Start Dataset rows

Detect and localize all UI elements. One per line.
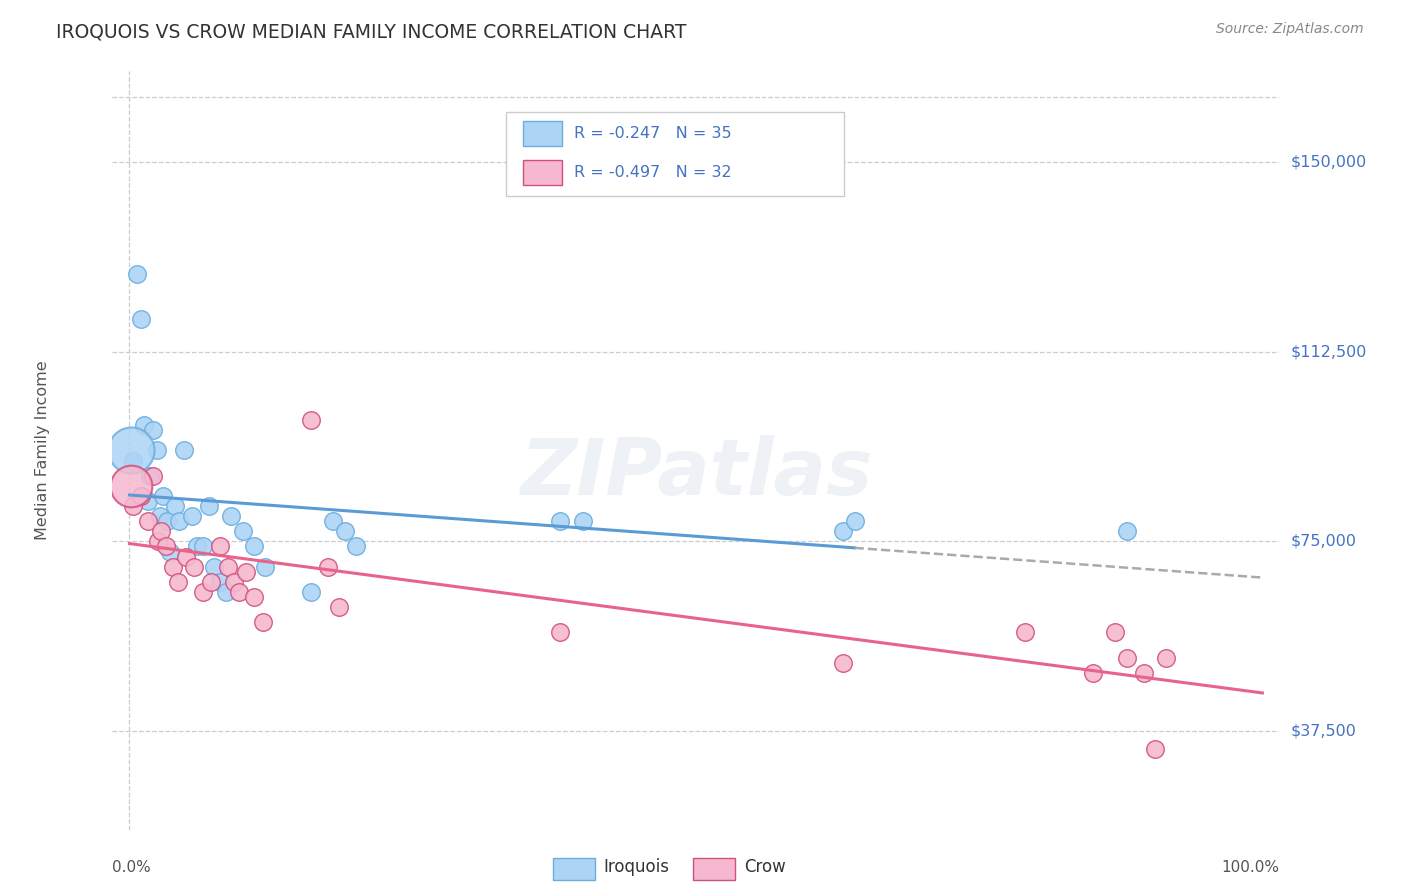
Point [129,489,152,503]
Point [174,549,197,564]
Point [217,559,239,574]
Point [173,443,195,458]
Point [316,559,339,574]
Point [152,489,174,503]
Point [235,565,257,579]
Point [299,413,322,427]
Point [129,312,152,326]
Point [186,540,208,554]
Text: 0.0%: 0.0% [112,860,152,875]
Point [191,585,214,599]
Point [322,514,344,528]
Text: IROQUOIS VS CROW MEDIAN FAMILY INCOME CORRELATION CHART: IROQUOIS VS CROW MEDIAN FAMILY INCOME CO… [56,22,686,41]
Point [136,514,159,528]
Text: Crow: Crow [744,858,786,876]
Point [150,524,173,539]
Text: $150,000: $150,000 [1291,155,1367,169]
Point [571,514,593,528]
Point [344,540,367,554]
Point [548,625,571,640]
Point [832,656,855,670]
Point [200,574,222,589]
Point [156,514,179,528]
Point [221,509,243,524]
Point [163,499,186,513]
Point [142,423,165,437]
Point [1081,665,1104,680]
Point [169,514,191,528]
Point [222,574,245,589]
Point [155,540,177,554]
Point [162,559,184,574]
Text: $75,000: $75,000 [1291,534,1357,549]
Point [1115,524,1137,539]
Point [127,267,149,281]
Text: Source: ZipAtlas.com: Source: ZipAtlas.com [1216,22,1364,37]
Point [197,499,219,513]
Point [120,443,142,458]
Point [328,600,350,615]
Text: Iroquois: Iroquois [603,858,669,876]
Point [254,559,277,574]
Point [228,585,250,599]
Text: Median Family Income: Median Family Income [35,360,51,541]
Text: R = -0.247   N = 35: R = -0.247 N = 35 [574,127,731,141]
Point [1014,625,1036,640]
Point [243,590,266,604]
Point [209,540,232,554]
Text: ZIPatlas: ZIPatlas [520,435,872,511]
Point [243,540,266,554]
Point [844,514,866,528]
Point [548,514,571,528]
Point [183,559,205,574]
Point [167,574,190,589]
Point [204,559,226,574]
Point [149,509,172,524]
Point [122,453,145,467]
Point [159,544,181,558]
Text: $37,500: $37,500 [1291,723,1357,739]
Point [136,494,159,508]
Point [139,468,162,483]
Point [191,540,214,554]
Point [232,524,254,539]
Point [299,585,322,599]
Point [215,585,238,599]
Point [832,524,855,539]
Point [146,534,169,549]
Text: $112,500: $112,500 [1291,344,1367,359]
Point [252,615,274,630]
Point [209,574,232,589]
Point [333,524,356,539]
Point [122,499,145,513]
Point [1132,665,1154,680]
Point [1115,650,1137,665]
Text: 100.0%: 100.0% [1222,860,1279,875]
Point [1143,741,1166,756]
Point [145,443,167,458]
Point [1154,650,1177,665]
Point [180,509,202,524]
Text: R = -0.497   N = 32: R = -0.497 N = 32 [574,165,731,179]
Point [134,418,156,433]
Point [120,479,142,493]
Point [142,468,165,483]
Point [1104,625,1126,640]
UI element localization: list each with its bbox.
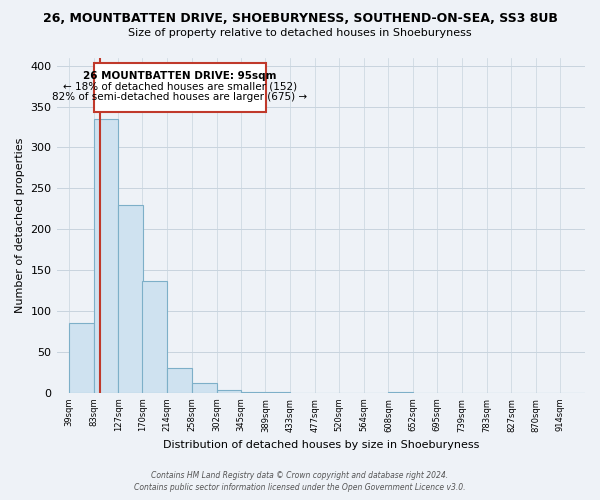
Text: 26, MOUNTBATTEN DRIVE, SHOEBURYNESS, SOUTHEND-ON-SEA, SS3 8UB: 26, MOUNTBATTEN DRIVE, SHOEBURYNESS, SOU… (43, 12, 557, 26)
Text: 26 MOUNTBATTEN DRIVE: 95sqm: 26 MOUNTBATTEN DRIVE: 95sqm (83, 70, 277, 81)
Bar (167, 368, 192, 393)
Bar (192, 383, 217, 393)
Text: ← 18% of detached houses are smaller (152): ← 18% of detached houses are smaller (15… (63, 81, 297, 91)
Text: 82% of semi-detached houses are larger (675) →: 82% of semi-detached houses are larger (… (52, 92, 307, 102)
Bar (69, 324, 94, 393)
Bar (142, 281, 167, 393)
Bar (265, 392, 290, 393)
Bar (217, 390, 241, 393)
X-axis label: Distribution of detached houses by size in Shoeburyness: Distribution of detached houses by size … (163, 440, 479, 450)
FancyBboxPatch shape (94, 63, 266, 112)
Bar (94, 119, 118, 393)
Bar (388, 392, 413, 393)
Text: Size of property relative to detached houses in Shoeburyness: Size of property relative to detached ho… (128, 28, 472, 38)
Text: Contains HM Land Registry data © Crown copyright and database right 2024.
Contai: Contains HM Land Registry data © Crown c… (134, 471, 466, 492)
Bar (118, 204, 143, 393)
Bar (241, 392, 265, 393)
Y-axis label: Number of detached properties: Number of detached properties (15, 138, 25, 313)
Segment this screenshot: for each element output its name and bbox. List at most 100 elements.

End Dataset rows

Set out the part of the listing that opens with the line containing "Text: 26, MOUNTBATTEN" and closes with the line containing "Text: ← 18%" as a numbered list, both end lines included and any blank lines omitted.

1. Text: 26, MOUNTBATTEN DRIVE, SHOEBURYNESS, SOUTHEND-ON-SEA, SS3 8UB: 26, MOUNTBATTEN DRIVE, SHOEBURYNESS, SOU… (43, 12, 557, 26)
2. Text: 26 MOUNTBATTEN DRIVE: 95sqm: 26 MOUNTBATTEN DRIVE: 95sqm (83, 70, 277, 81)
3. Bar (167, 368, 192, 393)
4. Bar (192, 383, 217, 393)
5. Text: ← 18% of detached houses are smaller (152): ← 18% of detached houses are smaller (15… (63, 81, 297, 91)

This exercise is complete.